[Extrait cité]
┄┄┄┄┄┄┄┄┄┄

Fresque historique, histoire d’amour, de musique et de mort, le film d’Edward Yang inédit dans sa version complète est à la fois un sommet de l’invention moderne du cinéma chinois et d’ores et déjà un classique du cinéma mondial.

Photo: Lisa Yang et Chang Chen, entre vert paradis des amours de jeunesse et couple fatal.

Distribué pour la première fois dans sa version intégrale qui lui rend enfin justice (une version amputée d’une heure a été distribuée en France en 1992), le quatrième long-métrage d’Edward Yang est un chef-d’œuvre. Rien que ça? Oui, oui.

C’est quoi un chef-d’œuvre ? Il y a trop de réponses à cette question, à laquelle il nous est arrivé d’essayer de répondre, pour entrer ici dans les détails. Disons que, comme L’Aurore, La Règle du jeu, Citizen Kane, Vertigo, La Dolce Vita, À bout de souffle, La Jetée ou Shoah, c’est un film que devrait avoir vu quiconque s’intéresse au cinéma.

Oui mais un Chinois? Exactement, un Chinois. Plus précisément un réalisateur taïwanais, figure majeure du renouvellement du langage cinématographique venu d’Extrême-Orient à partir du début des années 1980. Ce renouvellement est né au sein du mouvement du Nouveau Cinéma Taïwanais tel qu’il s’est développé avec cet auteur et Hou Hsiao-hsien comme figures de proue. Yang signe là le film qui à la fois cristallise et magnifie l’importance de ces apports.

┄┄┄┄┄┄┄┄┄┄

[Matériel extrait]
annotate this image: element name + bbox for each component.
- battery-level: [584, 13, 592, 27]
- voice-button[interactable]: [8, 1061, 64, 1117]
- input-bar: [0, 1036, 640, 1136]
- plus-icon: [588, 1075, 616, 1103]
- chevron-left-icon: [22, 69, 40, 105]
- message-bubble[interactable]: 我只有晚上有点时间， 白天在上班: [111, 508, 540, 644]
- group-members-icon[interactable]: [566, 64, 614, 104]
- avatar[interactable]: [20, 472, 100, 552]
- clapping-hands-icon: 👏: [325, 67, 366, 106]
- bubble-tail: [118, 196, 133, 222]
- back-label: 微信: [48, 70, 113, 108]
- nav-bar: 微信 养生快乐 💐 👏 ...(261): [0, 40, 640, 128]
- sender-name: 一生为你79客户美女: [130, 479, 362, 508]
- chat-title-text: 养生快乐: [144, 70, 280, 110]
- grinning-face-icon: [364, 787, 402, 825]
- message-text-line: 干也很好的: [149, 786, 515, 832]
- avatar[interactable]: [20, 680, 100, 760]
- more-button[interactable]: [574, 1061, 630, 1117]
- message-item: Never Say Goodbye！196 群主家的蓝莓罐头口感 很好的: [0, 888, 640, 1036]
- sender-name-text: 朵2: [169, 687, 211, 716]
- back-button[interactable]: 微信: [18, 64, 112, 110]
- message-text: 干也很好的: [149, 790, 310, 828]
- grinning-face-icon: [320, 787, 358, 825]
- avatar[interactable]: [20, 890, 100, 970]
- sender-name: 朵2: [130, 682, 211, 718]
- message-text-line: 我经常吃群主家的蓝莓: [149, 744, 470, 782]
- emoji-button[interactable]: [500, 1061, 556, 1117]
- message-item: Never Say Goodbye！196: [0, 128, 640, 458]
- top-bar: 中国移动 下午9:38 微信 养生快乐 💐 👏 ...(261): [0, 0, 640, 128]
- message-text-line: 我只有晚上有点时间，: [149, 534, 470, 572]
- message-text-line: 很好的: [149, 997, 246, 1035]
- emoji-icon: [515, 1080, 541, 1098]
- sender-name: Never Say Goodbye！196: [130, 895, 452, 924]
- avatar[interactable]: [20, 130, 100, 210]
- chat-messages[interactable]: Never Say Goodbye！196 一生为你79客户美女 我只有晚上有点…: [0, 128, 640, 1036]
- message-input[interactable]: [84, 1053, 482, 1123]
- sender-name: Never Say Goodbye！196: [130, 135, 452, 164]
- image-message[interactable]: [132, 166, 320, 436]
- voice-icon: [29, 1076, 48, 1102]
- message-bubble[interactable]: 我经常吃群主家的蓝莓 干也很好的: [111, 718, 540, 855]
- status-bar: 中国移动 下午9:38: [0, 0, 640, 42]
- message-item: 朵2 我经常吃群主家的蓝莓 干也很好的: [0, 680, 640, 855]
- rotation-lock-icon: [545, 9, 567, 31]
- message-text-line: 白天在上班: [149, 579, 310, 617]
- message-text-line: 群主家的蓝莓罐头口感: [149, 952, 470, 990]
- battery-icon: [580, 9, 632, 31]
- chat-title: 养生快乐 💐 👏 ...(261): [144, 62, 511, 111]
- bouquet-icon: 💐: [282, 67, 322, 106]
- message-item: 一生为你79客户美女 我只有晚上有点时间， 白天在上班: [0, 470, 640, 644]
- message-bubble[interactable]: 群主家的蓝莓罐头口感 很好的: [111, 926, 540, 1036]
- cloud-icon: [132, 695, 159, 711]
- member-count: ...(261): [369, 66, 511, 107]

┄┄┄┄┄┄┄┄┄┄

[Travail à faire]
- 1) Traduisez en anglais, s'il vous plaît, cette phrase de l'extrait cité : « Yang signe là le film qui à la fois cristallise et magnifie l'importance de ces apports. »
- 2) Modifiez le passage de l'extrait cité qui s'ouvre sur les mots contenant "C’est quoi un" et se termine par "s’intéresse au cinéma.", en y remplaçant "chef-d’œuvre" par "grand film".
- 3) Selon l'extrait cité, de combien la version du film distribuée en France en 1992 était-elle amputée ?
Le matériel provient d'une autre source.

[Liste des réponses]
- 1) With this, Yang delivers the film that both crystallizes and magnifies the importance of these contributions.

- 2)
C’est quoi un grand film ? Il y a trop de réponses à cette question, à laquelle il nous est arrivé d’essayer de répondre, pour entrer ici dans les détails. Disons que, comme L’Aurore, La Règle du jeu, Citizen Kane, Vertigo, La Dolce Vita, À bout de souffle, La Jetée ou Shoah, c’est un film que devrait avoir vu quiconque s’intéresse au cinéma.

- 3) D'une heure.